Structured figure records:
──────
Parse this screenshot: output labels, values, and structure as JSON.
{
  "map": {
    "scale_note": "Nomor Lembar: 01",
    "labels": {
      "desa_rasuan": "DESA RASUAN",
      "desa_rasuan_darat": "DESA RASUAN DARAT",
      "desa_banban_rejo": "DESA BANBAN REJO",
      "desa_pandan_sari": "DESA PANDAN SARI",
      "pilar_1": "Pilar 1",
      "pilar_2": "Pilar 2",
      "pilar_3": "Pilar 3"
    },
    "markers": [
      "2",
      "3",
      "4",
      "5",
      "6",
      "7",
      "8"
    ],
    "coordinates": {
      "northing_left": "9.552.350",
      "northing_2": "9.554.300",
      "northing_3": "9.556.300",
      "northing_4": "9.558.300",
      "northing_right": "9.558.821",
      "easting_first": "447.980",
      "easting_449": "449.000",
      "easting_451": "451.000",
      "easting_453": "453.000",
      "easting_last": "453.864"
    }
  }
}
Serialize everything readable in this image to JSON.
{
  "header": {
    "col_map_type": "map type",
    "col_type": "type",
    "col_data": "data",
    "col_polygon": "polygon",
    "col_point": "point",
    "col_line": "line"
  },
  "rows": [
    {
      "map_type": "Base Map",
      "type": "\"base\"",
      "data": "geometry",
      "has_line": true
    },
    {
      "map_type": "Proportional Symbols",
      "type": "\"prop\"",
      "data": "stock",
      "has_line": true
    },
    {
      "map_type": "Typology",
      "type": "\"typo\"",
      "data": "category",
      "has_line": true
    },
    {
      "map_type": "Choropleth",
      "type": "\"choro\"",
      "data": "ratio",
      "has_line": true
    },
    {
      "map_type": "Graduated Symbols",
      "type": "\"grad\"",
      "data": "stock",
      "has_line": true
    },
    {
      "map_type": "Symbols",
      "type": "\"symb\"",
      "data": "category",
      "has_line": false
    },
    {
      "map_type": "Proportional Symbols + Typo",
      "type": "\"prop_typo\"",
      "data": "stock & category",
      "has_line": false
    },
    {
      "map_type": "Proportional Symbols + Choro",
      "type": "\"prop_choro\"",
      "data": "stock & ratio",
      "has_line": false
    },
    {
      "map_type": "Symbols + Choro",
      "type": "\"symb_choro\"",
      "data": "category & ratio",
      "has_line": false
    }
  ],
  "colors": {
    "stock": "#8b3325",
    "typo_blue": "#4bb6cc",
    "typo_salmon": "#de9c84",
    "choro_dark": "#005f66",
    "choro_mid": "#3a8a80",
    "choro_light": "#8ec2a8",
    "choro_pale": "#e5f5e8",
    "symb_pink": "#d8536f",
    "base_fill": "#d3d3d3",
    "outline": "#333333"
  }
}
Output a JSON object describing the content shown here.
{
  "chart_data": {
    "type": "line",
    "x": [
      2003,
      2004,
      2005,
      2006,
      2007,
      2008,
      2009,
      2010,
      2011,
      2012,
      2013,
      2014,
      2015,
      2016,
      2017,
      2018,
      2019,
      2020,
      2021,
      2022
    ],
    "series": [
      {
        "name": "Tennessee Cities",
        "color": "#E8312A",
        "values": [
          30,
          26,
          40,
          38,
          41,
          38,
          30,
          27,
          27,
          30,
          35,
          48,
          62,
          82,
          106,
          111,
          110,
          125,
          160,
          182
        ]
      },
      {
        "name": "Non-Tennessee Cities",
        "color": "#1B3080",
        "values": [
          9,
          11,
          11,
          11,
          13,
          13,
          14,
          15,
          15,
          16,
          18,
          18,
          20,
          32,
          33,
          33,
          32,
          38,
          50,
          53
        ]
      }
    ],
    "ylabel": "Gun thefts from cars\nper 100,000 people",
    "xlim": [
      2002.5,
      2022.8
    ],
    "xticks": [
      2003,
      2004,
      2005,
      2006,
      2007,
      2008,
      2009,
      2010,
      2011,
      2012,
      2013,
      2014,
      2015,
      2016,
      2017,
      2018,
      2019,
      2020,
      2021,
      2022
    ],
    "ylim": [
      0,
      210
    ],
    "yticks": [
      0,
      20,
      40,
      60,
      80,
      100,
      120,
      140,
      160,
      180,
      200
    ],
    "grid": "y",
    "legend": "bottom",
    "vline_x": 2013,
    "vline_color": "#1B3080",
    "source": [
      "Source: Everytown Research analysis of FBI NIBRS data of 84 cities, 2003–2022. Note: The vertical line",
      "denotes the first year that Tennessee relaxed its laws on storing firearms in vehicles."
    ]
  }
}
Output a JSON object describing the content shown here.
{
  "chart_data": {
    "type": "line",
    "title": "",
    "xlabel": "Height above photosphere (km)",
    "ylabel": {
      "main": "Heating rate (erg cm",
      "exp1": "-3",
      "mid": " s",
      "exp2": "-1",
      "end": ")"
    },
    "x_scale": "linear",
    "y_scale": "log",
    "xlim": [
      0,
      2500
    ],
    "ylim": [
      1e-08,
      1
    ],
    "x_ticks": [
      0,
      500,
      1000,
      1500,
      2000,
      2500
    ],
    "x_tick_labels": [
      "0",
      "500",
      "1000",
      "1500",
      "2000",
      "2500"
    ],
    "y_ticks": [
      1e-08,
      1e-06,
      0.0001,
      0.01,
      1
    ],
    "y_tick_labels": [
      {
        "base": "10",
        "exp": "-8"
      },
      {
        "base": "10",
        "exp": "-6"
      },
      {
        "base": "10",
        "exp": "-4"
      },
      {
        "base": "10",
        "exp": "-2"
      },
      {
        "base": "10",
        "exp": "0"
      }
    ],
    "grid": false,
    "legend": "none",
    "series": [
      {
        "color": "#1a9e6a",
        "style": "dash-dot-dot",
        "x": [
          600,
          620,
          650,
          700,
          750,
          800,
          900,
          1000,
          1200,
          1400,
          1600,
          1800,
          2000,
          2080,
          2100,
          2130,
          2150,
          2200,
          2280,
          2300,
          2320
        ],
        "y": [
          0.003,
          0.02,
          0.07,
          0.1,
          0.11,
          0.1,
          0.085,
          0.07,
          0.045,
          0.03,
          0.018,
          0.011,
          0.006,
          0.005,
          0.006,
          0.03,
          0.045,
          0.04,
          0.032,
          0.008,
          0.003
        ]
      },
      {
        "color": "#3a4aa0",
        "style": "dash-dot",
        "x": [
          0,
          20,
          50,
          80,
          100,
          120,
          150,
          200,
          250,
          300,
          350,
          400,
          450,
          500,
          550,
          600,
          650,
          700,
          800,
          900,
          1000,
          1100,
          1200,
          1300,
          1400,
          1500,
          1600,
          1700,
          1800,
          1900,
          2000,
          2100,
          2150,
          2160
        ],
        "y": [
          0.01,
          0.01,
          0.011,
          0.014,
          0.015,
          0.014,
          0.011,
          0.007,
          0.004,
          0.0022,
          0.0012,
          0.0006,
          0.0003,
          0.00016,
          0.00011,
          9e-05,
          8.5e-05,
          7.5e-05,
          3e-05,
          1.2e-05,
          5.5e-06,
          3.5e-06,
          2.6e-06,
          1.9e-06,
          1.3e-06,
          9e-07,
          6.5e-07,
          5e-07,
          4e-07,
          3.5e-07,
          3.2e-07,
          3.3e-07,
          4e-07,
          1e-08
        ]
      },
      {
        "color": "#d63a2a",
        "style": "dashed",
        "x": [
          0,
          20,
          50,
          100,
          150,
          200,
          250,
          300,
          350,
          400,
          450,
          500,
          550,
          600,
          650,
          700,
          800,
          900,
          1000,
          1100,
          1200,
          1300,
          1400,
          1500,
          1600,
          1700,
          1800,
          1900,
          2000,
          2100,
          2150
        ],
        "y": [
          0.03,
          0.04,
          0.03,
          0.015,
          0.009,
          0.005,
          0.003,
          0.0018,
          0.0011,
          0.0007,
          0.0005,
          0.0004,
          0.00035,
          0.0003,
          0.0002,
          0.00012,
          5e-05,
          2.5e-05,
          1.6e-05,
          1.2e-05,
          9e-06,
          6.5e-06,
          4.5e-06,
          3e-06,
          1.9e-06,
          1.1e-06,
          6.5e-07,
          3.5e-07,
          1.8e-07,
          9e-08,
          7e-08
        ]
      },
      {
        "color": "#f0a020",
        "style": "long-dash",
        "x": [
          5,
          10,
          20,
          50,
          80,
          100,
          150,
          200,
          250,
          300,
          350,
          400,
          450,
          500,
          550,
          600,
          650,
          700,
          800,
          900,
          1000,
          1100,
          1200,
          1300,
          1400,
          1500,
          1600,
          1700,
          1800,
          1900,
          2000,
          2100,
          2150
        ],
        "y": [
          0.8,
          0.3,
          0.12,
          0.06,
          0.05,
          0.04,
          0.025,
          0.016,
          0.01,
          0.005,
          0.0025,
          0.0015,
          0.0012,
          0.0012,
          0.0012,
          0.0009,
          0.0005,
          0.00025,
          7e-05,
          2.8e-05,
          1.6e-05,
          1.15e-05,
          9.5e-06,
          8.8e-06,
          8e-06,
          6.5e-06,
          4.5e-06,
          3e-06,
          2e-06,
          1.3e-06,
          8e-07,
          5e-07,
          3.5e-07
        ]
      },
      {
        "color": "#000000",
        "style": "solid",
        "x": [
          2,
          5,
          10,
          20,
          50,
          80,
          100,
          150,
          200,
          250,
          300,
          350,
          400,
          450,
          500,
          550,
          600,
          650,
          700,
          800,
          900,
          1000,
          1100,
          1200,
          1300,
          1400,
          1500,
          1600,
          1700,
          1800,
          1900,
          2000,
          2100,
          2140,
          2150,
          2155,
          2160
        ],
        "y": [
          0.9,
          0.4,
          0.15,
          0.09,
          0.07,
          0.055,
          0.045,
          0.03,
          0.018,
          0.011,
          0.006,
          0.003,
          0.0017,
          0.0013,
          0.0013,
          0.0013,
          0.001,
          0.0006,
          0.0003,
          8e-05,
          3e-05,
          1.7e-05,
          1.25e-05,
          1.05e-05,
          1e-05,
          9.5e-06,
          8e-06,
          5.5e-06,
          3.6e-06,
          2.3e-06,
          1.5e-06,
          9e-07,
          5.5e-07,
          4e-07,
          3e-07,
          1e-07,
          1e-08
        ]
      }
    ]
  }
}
──────
*What the task asks*
Using the listing, say how many lines include the word "Pilar", and add nothing else.

*Problem solution*
3